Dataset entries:
########################################
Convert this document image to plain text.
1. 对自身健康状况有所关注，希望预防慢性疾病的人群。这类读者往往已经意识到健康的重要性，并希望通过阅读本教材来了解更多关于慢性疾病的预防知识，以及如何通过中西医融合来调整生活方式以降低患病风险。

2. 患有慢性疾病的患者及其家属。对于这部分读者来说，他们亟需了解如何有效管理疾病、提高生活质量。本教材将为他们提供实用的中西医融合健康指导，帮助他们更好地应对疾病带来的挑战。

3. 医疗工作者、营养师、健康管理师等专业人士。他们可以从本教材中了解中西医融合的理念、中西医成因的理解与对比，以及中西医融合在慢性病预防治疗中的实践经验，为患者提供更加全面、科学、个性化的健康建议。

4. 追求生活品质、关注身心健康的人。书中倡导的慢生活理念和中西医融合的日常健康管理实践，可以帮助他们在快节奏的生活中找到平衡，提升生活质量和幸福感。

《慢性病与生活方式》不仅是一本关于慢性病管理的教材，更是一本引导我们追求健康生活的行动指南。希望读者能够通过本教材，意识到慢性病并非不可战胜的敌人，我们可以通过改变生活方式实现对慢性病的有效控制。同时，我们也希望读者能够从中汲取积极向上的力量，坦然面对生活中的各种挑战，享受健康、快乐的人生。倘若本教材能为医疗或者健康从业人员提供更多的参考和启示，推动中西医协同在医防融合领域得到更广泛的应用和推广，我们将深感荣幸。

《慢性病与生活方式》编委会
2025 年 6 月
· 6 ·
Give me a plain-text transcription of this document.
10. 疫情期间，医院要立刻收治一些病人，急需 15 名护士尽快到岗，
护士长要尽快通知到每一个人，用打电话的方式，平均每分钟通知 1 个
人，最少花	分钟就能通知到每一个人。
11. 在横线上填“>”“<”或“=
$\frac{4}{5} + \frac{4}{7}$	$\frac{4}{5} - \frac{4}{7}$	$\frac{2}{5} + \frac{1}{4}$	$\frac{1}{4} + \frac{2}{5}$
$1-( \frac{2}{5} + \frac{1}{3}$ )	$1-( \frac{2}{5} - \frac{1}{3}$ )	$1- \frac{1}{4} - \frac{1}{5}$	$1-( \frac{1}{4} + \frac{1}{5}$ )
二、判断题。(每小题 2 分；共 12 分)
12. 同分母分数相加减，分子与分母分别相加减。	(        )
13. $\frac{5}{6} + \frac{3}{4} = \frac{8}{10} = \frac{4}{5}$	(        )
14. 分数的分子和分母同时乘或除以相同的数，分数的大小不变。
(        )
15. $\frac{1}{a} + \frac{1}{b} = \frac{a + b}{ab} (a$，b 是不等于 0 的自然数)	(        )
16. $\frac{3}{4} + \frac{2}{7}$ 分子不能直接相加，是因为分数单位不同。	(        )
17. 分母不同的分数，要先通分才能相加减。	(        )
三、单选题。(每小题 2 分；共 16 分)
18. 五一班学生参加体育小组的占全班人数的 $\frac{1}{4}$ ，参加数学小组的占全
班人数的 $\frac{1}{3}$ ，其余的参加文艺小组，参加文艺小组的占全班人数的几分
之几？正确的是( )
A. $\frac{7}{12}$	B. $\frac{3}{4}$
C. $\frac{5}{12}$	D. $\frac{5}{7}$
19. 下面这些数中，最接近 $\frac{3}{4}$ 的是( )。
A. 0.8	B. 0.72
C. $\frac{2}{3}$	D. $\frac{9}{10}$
########################################
▶ _Written exercise_: Collect each line holding the string "plain".

▶ _Reply to the task_:
Convert this document image to plain text.
Give me a plain-text transcription of this document.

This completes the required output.